GOAL OF THE EXERCISE:
Print the records below exactly as they appear.

════

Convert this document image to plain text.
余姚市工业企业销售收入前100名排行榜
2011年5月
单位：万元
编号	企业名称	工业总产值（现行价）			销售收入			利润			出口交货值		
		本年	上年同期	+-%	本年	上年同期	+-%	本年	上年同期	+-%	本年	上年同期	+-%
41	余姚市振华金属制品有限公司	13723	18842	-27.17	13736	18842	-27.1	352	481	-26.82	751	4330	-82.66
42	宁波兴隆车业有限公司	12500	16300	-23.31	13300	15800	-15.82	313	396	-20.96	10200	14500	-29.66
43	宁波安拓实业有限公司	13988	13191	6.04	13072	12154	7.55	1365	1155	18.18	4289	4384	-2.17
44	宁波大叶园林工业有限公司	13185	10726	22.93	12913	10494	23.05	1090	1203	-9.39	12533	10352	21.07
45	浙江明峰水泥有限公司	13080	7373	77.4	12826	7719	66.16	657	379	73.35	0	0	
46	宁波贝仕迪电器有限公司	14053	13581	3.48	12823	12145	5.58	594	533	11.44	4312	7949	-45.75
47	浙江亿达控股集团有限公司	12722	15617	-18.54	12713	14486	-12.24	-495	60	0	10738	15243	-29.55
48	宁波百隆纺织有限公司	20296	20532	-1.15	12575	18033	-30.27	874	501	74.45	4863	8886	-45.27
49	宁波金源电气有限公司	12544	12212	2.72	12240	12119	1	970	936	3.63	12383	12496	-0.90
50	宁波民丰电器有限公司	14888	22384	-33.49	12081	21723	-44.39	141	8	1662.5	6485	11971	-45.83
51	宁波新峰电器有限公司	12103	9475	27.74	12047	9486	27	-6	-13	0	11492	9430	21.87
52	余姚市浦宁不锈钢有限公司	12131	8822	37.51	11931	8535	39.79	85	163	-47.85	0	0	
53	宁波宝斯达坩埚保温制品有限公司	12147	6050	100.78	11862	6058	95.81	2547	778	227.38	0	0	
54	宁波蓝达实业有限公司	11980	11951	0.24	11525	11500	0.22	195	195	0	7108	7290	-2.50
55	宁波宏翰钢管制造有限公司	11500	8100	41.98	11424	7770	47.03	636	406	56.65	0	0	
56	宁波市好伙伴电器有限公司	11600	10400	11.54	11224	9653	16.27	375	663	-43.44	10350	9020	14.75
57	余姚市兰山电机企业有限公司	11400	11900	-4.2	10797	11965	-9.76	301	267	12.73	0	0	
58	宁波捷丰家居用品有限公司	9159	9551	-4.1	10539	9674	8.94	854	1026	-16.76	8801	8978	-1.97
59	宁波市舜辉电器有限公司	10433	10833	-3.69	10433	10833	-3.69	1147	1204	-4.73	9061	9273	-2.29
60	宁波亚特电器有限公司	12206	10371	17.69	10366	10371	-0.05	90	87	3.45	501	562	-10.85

════

RESULT OF THE EXERCISE:
Convert this document image to plain text.
余姚市工业企业销售收入前100名排行榜
2011年5月
单位：万元
编号	企业名称	工业总产值（现行价）			销售收入			利润			出口交货值		
		本年	上年同期	+-%	本年	上年同期	+-%	本年	上年同期	+-%	本年	上年同期	+-%
41	余姚市振华金属制品有限公司	13723	18842	-27.17	13736	18842	-27.1	352	481	-26.82	751	4330	-82.66
42	宁波兴隆车业有限公司	12500	16300	-23.31	13300	15800	-15.82	313	396	-20.96	10200	14500	-29.66
43	宁波安拓实业有限公司	13988	13191	6.04	13072	12154	7.55	1365	1155	18.18	4289	4384	-2.17
44	宁波大叶园林工业有限公司	13185	10726	22.93	12913	10494	23.05	1090	1203	-9.39	12533	10352	21.07
45	浙江明峰水泥有限公司	13080	7373	77.4	12826	7719	66.16	657	379	73.35	0	0	
46	宁波贝仕迪电器有限公司	14053	13581	3.48	12823	12145	5.58	594	533	11.44	4312	7949	-45.75
47	浙江亿达控股集团有限公司	12722	15617	-18.54	12713	14486	-12.24	-495	60	0	10738	15243	-29.55
48	宁波百隆纺织有限公司	20296	20532	-1.15	12575	18033	-30.27	874	501	74.45	4863	8886	-45.27
49	宁波金源电气有限公司	12544	12212	2.72	12240	12119	1	970	936	3.63	12383	12496	-0.90
50	宁波民丰电器有限公司	14888	22384	-33.49	12081	21723	-44.39	141	8	1662.5	6485	11971	-45.83
51	宁波新峰电器有限公司	12103	9475	27.74	12047	9486	27	-6	-13	0	11492	9430	21.87
52	余姚市浦宁不锈钢有限公司	12131	8822	37.51	11931	8535	39.79	85	163	-47.85	0	0	
53	宁波宝斯达坩埚保温制品有限公司	12147	6050	100.78	11862	6058	95.81	2547	778	227.38	0	0	
54	宁波蓝达实业有限公司	11980	11951	0.24	11525	11500	0.22	195	195	0	7108	7290	-2.50
55	宁波宏翰钢管制造有限公司	11500	8100	41.98	11424	7770	47.03	636	406	56.65	0	0	
56	宁波市好伙伴电器有限公司	11600	10400	11.54	11224	9653	16.27	375	663	-43.44	10350	9020	14.75
57	余姚市兰山电机企业有限公司	11400	11900	-4.2	10797	11965	-9.76	301	267	12.73	0	0	
58	宁波捷丰家居用品有限公司	9159	9551	-4.1	10539	9674	8.94	854	1026	-16.76	8801	8978	-1.97
59	宁波市舜辉电器有限公司	10433	10833	-3.69	10433	10833	-3.69	1147	1204	-4.73	9061	9273	-2.29
60	宁波亚特电器有限公司	12206	10371	17.69	10366	10371	-0.05	90	87	3.45	501	562	-10.85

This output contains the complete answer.